• Given problem
Copy every line of the entries that includes the word "услуги".

• Dataset records

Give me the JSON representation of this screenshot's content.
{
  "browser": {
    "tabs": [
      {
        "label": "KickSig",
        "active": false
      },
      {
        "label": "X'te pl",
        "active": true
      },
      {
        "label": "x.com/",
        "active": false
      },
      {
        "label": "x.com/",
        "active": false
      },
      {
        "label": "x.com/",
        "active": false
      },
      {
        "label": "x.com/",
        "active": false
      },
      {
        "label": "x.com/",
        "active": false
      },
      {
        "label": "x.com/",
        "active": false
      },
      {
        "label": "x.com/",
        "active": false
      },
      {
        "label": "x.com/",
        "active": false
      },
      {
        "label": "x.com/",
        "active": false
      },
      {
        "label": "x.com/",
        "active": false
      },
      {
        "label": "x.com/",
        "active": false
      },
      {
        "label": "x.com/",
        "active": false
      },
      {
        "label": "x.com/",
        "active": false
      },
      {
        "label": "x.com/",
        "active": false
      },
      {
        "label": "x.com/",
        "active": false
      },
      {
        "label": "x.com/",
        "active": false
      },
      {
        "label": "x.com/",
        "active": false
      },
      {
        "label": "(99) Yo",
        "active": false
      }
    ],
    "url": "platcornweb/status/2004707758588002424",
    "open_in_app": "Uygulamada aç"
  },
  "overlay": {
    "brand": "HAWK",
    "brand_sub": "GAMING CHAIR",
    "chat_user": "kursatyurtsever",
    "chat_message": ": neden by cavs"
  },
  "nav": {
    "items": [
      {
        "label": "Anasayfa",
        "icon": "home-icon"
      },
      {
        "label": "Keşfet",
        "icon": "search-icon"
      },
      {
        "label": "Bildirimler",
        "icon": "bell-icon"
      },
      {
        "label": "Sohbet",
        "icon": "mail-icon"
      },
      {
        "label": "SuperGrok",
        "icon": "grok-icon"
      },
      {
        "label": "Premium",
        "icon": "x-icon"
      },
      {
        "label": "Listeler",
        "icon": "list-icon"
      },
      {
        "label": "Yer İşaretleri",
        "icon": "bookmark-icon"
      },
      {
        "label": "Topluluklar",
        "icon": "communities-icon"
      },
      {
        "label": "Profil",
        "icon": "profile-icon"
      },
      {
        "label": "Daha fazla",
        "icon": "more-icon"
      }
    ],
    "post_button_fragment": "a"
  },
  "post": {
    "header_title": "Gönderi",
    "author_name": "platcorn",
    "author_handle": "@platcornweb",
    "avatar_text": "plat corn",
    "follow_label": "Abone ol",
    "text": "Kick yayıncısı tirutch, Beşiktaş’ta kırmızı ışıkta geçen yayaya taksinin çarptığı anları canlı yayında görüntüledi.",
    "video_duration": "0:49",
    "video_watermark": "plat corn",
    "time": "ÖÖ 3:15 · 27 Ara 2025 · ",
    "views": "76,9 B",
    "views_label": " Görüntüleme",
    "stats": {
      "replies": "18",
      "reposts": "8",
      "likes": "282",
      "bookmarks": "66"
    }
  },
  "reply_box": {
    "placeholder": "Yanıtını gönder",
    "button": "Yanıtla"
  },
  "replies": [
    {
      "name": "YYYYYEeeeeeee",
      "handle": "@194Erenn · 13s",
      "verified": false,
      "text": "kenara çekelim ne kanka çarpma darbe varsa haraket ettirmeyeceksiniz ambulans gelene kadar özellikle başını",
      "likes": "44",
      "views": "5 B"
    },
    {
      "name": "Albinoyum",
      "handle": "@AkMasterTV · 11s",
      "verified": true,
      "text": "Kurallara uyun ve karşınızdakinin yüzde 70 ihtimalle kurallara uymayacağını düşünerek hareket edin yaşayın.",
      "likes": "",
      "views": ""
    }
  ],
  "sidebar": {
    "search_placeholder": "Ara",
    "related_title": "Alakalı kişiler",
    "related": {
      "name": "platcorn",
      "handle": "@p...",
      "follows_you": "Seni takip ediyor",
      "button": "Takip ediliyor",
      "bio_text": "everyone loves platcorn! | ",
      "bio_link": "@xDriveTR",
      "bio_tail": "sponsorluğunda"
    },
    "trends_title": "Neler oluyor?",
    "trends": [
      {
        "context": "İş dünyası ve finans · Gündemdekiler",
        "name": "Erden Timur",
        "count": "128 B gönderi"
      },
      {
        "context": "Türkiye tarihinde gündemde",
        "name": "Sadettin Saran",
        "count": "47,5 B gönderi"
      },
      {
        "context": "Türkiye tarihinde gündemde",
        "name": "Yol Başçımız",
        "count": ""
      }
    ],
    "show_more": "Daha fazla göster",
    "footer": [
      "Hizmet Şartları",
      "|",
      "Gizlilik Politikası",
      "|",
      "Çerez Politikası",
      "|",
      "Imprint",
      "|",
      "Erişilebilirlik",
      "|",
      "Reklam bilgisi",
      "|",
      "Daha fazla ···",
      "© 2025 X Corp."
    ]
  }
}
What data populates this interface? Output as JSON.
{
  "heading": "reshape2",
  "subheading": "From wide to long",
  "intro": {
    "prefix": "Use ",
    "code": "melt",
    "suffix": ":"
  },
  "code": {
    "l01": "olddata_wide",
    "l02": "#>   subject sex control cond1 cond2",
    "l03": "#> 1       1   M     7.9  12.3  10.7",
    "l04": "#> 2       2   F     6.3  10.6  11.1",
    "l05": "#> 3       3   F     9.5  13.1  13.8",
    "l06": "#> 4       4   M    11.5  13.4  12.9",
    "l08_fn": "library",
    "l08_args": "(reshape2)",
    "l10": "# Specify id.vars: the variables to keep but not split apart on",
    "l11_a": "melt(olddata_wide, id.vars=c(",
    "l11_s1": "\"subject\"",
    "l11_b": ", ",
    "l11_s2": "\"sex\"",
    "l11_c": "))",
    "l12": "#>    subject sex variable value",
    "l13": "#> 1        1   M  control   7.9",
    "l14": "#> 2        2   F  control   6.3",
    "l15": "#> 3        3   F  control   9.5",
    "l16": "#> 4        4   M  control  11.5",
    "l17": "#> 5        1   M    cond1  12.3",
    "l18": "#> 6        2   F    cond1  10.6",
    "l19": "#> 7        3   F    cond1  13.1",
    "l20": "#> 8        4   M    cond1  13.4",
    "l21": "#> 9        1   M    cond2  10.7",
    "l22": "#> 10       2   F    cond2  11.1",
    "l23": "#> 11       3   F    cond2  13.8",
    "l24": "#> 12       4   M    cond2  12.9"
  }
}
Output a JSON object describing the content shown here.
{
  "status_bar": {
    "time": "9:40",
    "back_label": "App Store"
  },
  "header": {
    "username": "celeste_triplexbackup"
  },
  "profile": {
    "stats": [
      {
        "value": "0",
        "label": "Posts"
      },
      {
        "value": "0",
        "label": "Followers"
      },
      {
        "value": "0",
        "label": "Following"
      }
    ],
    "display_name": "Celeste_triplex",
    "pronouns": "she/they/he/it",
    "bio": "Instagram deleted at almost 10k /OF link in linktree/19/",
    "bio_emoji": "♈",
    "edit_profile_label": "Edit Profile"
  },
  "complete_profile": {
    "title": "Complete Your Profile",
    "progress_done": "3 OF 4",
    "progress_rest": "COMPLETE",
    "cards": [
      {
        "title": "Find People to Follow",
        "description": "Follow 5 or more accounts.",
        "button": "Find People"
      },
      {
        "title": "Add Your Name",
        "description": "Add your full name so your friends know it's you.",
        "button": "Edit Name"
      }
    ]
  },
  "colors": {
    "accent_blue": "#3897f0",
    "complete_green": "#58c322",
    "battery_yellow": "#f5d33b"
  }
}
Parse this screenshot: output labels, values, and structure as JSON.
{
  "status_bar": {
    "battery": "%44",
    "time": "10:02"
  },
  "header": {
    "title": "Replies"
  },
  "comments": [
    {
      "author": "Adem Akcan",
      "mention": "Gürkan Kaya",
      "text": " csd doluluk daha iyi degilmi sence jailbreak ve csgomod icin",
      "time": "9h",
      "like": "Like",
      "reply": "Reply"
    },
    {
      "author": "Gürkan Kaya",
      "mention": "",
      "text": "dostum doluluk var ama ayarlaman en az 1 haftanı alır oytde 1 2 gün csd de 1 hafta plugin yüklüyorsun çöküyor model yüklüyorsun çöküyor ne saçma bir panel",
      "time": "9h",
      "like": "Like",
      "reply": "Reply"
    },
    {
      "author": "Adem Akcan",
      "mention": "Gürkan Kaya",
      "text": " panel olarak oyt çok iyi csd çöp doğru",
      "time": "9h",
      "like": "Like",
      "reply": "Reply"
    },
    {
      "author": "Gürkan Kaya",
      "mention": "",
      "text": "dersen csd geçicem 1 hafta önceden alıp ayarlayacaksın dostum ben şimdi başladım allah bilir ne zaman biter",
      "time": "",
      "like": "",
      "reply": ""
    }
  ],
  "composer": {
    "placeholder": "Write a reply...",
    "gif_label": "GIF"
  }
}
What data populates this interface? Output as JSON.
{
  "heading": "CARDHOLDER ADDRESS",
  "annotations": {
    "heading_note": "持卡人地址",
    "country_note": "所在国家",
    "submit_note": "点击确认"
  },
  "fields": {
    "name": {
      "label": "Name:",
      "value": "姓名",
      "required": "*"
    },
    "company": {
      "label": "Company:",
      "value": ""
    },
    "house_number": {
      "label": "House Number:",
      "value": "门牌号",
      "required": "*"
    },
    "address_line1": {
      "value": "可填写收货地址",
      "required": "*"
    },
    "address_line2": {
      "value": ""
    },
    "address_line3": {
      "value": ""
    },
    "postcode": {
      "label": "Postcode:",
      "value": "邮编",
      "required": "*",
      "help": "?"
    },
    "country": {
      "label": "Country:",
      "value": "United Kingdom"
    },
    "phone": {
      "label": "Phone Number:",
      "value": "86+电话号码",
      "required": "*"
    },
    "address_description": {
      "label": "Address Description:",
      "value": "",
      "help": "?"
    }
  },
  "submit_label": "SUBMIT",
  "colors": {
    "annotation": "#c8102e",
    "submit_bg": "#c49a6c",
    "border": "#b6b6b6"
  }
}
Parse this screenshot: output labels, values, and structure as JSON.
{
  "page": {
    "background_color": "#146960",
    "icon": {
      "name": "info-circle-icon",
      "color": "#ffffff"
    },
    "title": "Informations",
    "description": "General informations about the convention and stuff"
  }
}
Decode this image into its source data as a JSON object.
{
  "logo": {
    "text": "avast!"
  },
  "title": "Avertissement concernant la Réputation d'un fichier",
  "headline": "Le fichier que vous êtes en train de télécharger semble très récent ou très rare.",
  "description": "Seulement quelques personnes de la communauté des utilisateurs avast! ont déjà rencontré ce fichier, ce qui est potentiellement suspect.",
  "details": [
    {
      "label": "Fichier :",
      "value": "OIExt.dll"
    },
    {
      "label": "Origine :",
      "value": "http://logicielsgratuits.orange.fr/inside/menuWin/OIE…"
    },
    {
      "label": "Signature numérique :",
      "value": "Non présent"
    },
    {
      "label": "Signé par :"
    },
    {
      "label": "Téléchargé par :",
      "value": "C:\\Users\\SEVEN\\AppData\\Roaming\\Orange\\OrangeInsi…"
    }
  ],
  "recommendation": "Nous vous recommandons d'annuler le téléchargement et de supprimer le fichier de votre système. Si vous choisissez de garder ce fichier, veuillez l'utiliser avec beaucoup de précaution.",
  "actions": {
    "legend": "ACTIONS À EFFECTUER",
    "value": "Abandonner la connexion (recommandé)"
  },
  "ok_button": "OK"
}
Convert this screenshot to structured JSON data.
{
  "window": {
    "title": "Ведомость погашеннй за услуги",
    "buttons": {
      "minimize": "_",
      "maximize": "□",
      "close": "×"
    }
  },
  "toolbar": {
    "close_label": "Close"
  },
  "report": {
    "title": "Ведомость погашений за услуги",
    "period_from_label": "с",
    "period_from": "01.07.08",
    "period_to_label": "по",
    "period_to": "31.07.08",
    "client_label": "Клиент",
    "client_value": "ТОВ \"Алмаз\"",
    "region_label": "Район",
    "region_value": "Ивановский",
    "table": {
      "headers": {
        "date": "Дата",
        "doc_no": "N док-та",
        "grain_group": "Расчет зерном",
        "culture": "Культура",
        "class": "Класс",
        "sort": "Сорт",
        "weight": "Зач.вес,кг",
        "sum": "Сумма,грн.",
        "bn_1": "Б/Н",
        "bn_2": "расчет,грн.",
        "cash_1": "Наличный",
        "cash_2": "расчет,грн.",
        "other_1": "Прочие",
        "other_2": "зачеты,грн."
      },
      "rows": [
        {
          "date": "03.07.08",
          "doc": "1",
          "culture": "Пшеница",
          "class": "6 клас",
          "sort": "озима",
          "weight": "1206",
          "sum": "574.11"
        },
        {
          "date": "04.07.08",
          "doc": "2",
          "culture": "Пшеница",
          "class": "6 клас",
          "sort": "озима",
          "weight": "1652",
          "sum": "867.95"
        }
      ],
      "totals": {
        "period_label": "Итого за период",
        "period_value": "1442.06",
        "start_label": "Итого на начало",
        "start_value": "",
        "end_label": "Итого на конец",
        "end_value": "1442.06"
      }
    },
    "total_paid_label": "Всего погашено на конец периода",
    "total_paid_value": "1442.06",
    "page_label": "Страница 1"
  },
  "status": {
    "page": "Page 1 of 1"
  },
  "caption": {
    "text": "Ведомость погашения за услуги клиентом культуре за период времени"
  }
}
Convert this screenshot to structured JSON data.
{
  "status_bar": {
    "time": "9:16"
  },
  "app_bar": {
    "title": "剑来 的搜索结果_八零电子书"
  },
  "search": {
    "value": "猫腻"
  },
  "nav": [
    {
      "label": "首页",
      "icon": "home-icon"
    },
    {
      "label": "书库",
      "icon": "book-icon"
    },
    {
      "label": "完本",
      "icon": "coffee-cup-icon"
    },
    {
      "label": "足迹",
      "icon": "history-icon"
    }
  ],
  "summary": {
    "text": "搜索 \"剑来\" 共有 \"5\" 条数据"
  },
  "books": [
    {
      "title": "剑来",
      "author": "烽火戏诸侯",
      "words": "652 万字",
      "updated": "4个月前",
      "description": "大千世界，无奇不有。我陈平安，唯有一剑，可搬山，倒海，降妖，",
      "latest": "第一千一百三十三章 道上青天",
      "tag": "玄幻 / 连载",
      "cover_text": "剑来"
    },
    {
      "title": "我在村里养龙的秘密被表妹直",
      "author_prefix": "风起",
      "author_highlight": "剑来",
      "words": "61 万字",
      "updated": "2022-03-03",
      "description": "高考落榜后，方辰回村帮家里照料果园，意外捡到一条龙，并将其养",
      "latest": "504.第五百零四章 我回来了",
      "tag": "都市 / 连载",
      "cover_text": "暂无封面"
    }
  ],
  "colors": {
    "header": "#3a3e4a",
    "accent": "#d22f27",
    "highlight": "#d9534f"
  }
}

• Output below
    "title": "Ведомость погашеннй за услуги",
    "title": "Ведомость погашений за услуги",
    "text": "Ведомость погашения за услуги клиентом культуре за период времени"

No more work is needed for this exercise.